[Start of SUPPLIED MATERIAL]

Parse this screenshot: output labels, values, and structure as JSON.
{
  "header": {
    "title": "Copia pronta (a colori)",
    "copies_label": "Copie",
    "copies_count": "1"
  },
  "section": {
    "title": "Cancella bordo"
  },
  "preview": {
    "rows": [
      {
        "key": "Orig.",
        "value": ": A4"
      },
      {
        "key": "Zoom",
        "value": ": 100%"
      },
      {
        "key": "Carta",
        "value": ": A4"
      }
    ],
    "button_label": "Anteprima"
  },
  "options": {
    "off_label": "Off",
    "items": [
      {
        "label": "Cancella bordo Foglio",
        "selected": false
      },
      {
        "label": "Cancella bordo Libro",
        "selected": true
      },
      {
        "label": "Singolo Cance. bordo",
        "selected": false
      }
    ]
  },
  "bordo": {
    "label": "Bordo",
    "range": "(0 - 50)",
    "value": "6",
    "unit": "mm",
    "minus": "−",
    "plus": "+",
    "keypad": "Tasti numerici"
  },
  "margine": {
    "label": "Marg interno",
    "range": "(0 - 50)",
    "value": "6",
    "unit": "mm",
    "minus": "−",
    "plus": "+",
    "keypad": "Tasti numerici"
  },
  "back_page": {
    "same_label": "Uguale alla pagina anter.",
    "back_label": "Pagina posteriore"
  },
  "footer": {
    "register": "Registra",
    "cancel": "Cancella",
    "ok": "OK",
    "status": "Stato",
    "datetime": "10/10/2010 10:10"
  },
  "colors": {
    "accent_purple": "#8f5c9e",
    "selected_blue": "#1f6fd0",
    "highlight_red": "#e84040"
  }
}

[End of SUPPLIED MATERIAL]

### WHAT THE TASK REQUIRES
Every line of the data above should be copied exactly.

### ANSWER
Parse this screenshot: output labels, values, and structure as JSON.
{
  "header": {
    "title": "Copia pronta (a colori)",
    "copies_label": "Copie",
    "copies_count": "1"
  },
  "section": {
    "title": "Cancella bordo"
  },
  "preview": {
    "rows": [
      {
        "key": "Orig.",
        "value": ": A4"
      },
      {
        "key": "Zoom",
        "value": ": 100%"
      },
      {
        "key": "Carta",
        "value": ": A4"
      }
    ],
    "button_label": "Anteprima"
  },
  "options": {
    "off_label": "Off",
    "items": [
      {
        "label": "Cancella bordo Foglio",
        "selected": false
      },
      {
        "label": "Cancella bordo Libro",
        "selected": true
      },
      {
        "label": "Singolo Cance. bordo",
        "selected": false
      }
    ]
  },
  "bordo": {
    "label": "Bordo",
    "range": "(0 - 50)",
    "value": "6",
    "unit": "mm",
    "minus": "−",
    "plus": "+",
    "keypad": "Tasti numerici"
  },
  "margine": {
    "label": "Marg interno",
    "range": "(0 - 50)",
    "value": "6",
    "unit": "mm",
    "minus": "−",
    "plus": "+",
    "keypad": "Tasti numerici"
  },
  "back_page": {
    "same_label": "Uguale alla pagina anter.",
    "back_label": "Pagina posteriore"
  },
  "footer": {
    "register": "Registra",
    "cancel": "Cancella",
    "ok": "OK",
    "status": "Stato",
    "datetime": "10/10/2010 10:10"
  },
  "colors": {
    "accent_purple": "#8f5c9e",
    "selected_blue": "#1f6fd0",
    "highlight_red": "#e84040"
  }
}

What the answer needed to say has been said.